— Start SUPPLIED MATERIAL —
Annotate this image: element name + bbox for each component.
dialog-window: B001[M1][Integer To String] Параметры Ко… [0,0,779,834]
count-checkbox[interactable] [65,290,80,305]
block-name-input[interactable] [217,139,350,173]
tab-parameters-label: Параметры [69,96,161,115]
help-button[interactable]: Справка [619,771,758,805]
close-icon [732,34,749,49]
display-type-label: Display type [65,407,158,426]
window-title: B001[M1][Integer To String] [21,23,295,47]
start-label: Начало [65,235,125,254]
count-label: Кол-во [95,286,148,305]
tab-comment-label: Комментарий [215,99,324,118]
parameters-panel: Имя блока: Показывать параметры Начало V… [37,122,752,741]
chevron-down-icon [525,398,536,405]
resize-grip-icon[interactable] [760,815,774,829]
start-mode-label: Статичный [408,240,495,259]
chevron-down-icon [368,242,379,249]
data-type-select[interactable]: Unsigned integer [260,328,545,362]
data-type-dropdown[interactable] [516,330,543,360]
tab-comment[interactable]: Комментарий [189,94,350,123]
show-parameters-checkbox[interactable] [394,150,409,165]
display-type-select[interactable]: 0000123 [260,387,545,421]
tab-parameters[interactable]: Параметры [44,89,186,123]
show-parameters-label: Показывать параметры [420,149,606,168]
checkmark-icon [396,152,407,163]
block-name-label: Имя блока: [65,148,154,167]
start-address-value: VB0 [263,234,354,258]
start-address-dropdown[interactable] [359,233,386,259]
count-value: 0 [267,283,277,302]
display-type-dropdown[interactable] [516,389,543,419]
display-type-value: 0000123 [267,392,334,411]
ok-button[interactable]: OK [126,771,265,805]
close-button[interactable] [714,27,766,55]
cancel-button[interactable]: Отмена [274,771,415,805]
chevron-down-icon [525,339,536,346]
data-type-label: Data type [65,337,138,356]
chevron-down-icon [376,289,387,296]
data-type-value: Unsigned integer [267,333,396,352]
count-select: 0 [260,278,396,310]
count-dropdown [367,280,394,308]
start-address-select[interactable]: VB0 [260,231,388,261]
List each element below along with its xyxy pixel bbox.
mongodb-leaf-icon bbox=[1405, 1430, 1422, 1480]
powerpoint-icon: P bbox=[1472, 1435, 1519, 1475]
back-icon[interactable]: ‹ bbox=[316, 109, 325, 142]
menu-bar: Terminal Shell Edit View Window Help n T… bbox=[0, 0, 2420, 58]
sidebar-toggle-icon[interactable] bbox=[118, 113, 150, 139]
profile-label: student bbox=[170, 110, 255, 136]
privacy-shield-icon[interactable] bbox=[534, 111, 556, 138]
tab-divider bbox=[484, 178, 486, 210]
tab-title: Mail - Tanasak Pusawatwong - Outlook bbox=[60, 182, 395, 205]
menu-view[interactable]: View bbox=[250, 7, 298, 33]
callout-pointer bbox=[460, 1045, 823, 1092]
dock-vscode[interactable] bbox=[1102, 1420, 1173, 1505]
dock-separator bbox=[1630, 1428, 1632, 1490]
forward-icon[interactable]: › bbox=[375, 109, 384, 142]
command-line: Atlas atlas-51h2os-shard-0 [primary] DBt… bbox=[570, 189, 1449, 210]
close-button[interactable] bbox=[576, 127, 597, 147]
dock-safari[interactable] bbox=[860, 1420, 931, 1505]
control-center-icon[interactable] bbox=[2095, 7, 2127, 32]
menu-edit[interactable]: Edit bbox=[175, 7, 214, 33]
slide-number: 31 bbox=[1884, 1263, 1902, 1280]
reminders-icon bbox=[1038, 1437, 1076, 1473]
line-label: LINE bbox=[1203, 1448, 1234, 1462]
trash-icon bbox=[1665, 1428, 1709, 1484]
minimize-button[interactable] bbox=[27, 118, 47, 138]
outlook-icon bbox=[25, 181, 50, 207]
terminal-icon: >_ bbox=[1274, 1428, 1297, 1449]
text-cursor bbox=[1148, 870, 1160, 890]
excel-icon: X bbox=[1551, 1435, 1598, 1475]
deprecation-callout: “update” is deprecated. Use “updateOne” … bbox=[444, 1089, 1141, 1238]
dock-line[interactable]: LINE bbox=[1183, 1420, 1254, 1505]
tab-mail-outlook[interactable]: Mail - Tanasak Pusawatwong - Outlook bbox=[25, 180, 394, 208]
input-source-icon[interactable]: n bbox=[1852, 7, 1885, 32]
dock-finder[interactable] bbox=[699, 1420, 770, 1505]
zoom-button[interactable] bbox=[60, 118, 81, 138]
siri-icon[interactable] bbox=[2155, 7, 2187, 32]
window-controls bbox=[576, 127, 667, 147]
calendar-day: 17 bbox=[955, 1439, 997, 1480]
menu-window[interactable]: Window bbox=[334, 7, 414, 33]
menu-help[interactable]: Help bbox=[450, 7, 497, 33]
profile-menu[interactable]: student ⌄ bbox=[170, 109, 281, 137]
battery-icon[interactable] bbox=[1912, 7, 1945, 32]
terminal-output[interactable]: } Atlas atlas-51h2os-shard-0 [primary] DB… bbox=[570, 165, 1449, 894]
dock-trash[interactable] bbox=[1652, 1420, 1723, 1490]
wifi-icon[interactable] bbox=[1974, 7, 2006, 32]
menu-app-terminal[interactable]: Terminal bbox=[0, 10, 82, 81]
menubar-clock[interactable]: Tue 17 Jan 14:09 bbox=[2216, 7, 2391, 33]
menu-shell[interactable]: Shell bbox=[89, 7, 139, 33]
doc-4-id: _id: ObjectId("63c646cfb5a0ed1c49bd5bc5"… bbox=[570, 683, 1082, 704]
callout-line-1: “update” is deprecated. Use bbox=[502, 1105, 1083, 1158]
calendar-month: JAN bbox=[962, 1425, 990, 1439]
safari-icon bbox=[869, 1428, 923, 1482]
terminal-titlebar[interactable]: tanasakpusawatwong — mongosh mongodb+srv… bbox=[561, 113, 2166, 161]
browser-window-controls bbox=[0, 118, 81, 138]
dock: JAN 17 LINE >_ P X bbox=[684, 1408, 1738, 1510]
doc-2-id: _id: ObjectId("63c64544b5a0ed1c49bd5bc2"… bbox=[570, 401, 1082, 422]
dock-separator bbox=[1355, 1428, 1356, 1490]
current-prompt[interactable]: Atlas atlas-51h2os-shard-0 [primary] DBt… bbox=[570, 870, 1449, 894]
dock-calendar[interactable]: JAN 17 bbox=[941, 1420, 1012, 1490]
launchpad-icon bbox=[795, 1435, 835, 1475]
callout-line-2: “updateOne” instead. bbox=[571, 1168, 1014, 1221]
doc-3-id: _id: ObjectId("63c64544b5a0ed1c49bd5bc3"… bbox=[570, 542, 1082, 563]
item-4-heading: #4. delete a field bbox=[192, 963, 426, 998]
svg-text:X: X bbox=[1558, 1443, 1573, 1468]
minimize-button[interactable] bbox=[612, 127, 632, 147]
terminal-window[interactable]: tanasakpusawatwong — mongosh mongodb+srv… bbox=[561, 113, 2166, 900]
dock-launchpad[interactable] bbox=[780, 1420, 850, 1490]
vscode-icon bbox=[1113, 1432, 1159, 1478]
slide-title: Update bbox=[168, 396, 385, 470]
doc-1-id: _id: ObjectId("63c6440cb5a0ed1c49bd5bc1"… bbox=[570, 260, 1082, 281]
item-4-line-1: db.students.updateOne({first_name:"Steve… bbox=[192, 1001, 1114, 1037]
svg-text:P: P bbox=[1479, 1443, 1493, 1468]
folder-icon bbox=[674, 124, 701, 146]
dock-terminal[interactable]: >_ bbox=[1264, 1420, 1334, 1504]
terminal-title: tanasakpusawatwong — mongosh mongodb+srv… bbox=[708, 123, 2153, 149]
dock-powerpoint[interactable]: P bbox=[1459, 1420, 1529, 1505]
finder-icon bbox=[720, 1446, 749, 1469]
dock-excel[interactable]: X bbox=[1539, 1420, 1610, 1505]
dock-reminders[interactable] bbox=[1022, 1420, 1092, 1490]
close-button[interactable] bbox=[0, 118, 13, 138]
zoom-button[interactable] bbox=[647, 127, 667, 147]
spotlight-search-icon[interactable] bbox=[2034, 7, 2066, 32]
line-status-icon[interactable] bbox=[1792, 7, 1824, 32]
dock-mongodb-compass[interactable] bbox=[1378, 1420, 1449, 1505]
— End SUPPLIED MATERIAL —
◆ THE EXERCISE:
Reproduce the lines of the listing verbatim, from its first line through the line that contains "count-label: Кол-во [95,286,148,305]", inclusive.

◆ WRITTEN SOLUTION:
Annotate this image: element name + bbox for each component.
dialog-window: B001[M1][Integer To String] Параметры Ко… [0,0,779,834]
count-checkbox[interactable] [65,290,80,305]
block-name-input[interactable] [217,139,350,173]
tab-parameters-label: Параметры [69,96,161,115]
help-button[interactable]: Справка [619,771,758,805]
close-icon [732,34,749,49]
display-type-label: Display type [65,407,158,426]
window-title: B001[M1][Integer To String] [21,23,295,47]
start-label: Начало [65,235,125,254]
count-label: Кол-во [95,286,148,305]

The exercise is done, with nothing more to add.